## TEXT SECTION
§ §

Montreal Roller Derby
- Metro area: Montreal, Quebec
- Country: Canada
- Founded: 2006
- Teams: New Skids on the Block (A team) Les Sexpos (B team) Les Contrabanditas Les Filles du Roi La Racaille Smash Squad (rookie)
- Track type: Flat
- Venue: le TAZ Arena St Louis
- Affiliations: WFTDA
- Website: mtlrollerderby.com

= Montreal Roller Derby =

Roller derby league

Montreal Roller Derby is a women's flat-track roller derby league in Montreal, Quebec, Canada. Montreal Roller Derby became the first non-U.S. Women's Flat Track Derby Association (WFTDA) member league in January 2009. In 2019, Montreal Roller Derby hosted the International WFTDA Championships, marking the first time the event was held outside the United States.

==History and organization==
A non-profit organization, Montreal Roller Derby was founded as the first flat-track roller derby league in Montreal in 2006 by Georgia W. Tush; in 2018, the league first held a tournament named after her, after she had retired from skating.

§ §

## DATASET ROWS
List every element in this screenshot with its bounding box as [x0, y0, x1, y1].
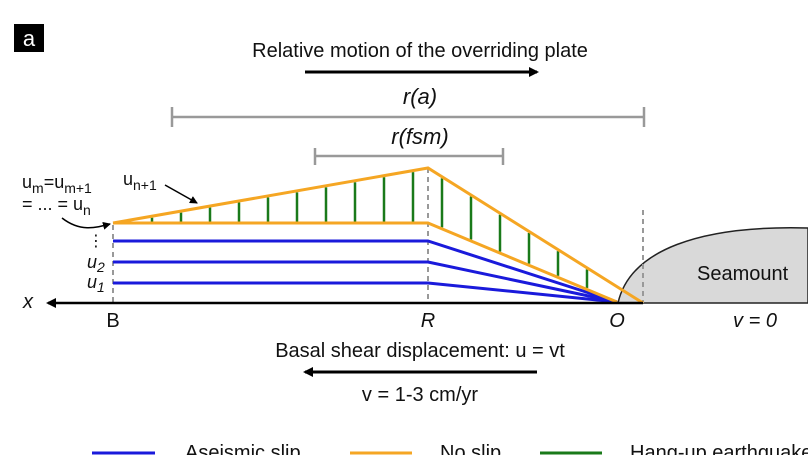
legend-label: No slip	[440, 442, 501, 455]
un-label: = ... = un	[22, 194, 91, 218]
range-fsm-bracket	[313, 148, 505, 165]
range-a-bracket	[170, 107, 646, 127]
label-part: u	[87, 252, 97, 272]
range-a-label: r(a)	[403, 84, 437, 109]
label-part: =u	[44, 172, 65, 192]
pointer	[164, 184, 198, 204]
u1-label: u1	[87, 272, 105, 295]
u2-label: u2	[87, 252, 105, 275]
seamount-shape	[617, 227, 808, 304]
point-label: B	[106, 310, 119, 332]
un1-label: un+1	[123, 169, 157, 193]
label-sub: n+1	[133, 177, 157, 193]
basal-label: Basal shear displacement: u = vt	[275, 340, 565, 362]
legend-label: Aseismic slip	[185, 442, 301, 455]
legend-label: Hang-up earthquake	[630, 442, 808, 455]
seamount-velocity: v = 0	[733, 310, 777, 332]
no-slip-lines	[112, 166, 644, 305]
label-sub: 2	[96, 259, 105, 275]
top-arrow-label: Relative motion of the overriding plate	[252, 40, 588, 62]
point-label: O	[609, 310, 625, 332]
label-part: u	[123, 169, 133, 189]
range-fsm-label: r(fsm)	[391, 124, 448, 149]
pointer	[61, 217, 111, 230]
aseismic-lines	[113, 239, 618, 304]
plate-velocity: v = 1-3 cm/yr	[362, 384, 478, 406]
point-label: R	[421, 310, 435, 332]
hang-up-lines	[150, 172, 589, 288]
um-label: um=um+1	[22, 172, 92, 196]
label-sub: m	[32, 180, 44, 196]
guide-lines	[112, 168, 644, 303]
dots: ⋮	[88, 233, 104, 250]
axis-label: x	[22, 291, 34, 313]
label-part: = ... = u	[22, 194, 83, 214]
label-part: u	[87, 272, 97, 292]
label-sub: m+1	[64, 180, 92, 196]
seamount-label: Seamount	[697, 263, 789, 285]
panel-label: a	[23, 26, 36, 51]
label-sub: 1	[97, 279, 105, 295]
label-part: u	[22, 172, 32, 192]
panel-box	[14, 24, 44, 52]
label-sub: n	[83, 202, 91, 218]
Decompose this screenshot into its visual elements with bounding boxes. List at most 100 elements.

§ §

## GIVEN REQUEST 1
In the records, quote the lines running from the one with "442, 501, 455]" up to and including the one with "259, 105, 275]".
## GIVEN REQUEST 2
Write the next part of the Montreal Roller Derby text, beginning after its final sentence.
The text and the records come from unrelated sources.

## EXERCISE ANSWER 1
legend-label: No slip	[440, 442, 501, 455]
un-label: = ... = un	[22, 194, 91, 218]
range-fsm-bracket	[313, 148, 505, 165]
range-a-bracket	[170, 107, 646, 127]
label-part: u	[87, 252, 97, 272]
range-a-label: r(a)	[403, 84, 437, 109]
label-part: =u	[44, 172, 65, 192]
pointer	[164, 184, 198, 204]
u1-label: u1	[87, 272, 105, 295]
u2-label: u2	[87, 252, 105, 275]
seamount-shape	[617, 227, 808, 304]
point-label: B	[106, 310, 119, 332]
un1-label: un+1	[123, 169, 157, 193]
label-sub: n+1	[133, 177, 157, 193]
basal-label: Basal shear displacement: u = vt	[275, 340, 565, 362]
legend-label: Aseismic slip	[185, 442, 301, 455]
legend-label: Hang-up earthquake	[630, 442, 808, 455]
seamount-velocity: v = 0	[733, 310, 777, 332]
no-slip-lines	[112, 166, 644, 305]
label-sub: 2	[96, 259, 105, 275]

## EXERCISE ANSWER 2
The league has a three-team house league, formerly Les Contrabanditas, Les Filles du Roi, and La Racaille, plus two travel teams. Formed in March 2007, La Racaille is identified by green and silver uniforms. The name translates in English to "riff raff", and is often used as a derogatory term in France to refer to delinquents and people living on the fringes of society. La Racaille won the 2008 championship and their captain, Iron Wench, was named MVP for the 2008 season. Colloquially known as "FDR", Les Filles du Roi is identified by purple and gold uniforms. The team formed in 2006 and won the championship in 2007. The name, which translates in English to " the King's Daughters", refers to the women that were shipped to New France under the auspices of the French monarchy in the mid-seventeenth century. Colloquially known as "The Ditas", Les Contrabanditas is identified by red and black uniforms. The Ditas were the first team formed under the Montreal Roller Derby League.

Montreal's top level travel teams are The New Skids on the Block and Les Sexpos. These teams are made up of members from all three league teams. In September 2010, The New Skids became the first non-US team to play in the WFTDA playoffs, but were eliminated from qualifying for the 2010 finals by The Boston Massacre of Boston Derby Dames. Les Sexpos, as the B team, have also had an impressive record, and when they were beaten by Toronto Roller Derby's CN Power in September 2011, that marked only the first time they had been beaten by a Canadian squad.

==WFTDA competition==
In 2011, the New Skids took part in the first WFTDA regional tournament bout to feature two non-American teams, losing the fifth place bout at the WFTDA Eastern Regional Tournament in Baltimore, Maryland to the London Rollergirls London Brawling squad, 137 to 135. In August 2012, The New Skids were ranked third in the WFTDA East Region.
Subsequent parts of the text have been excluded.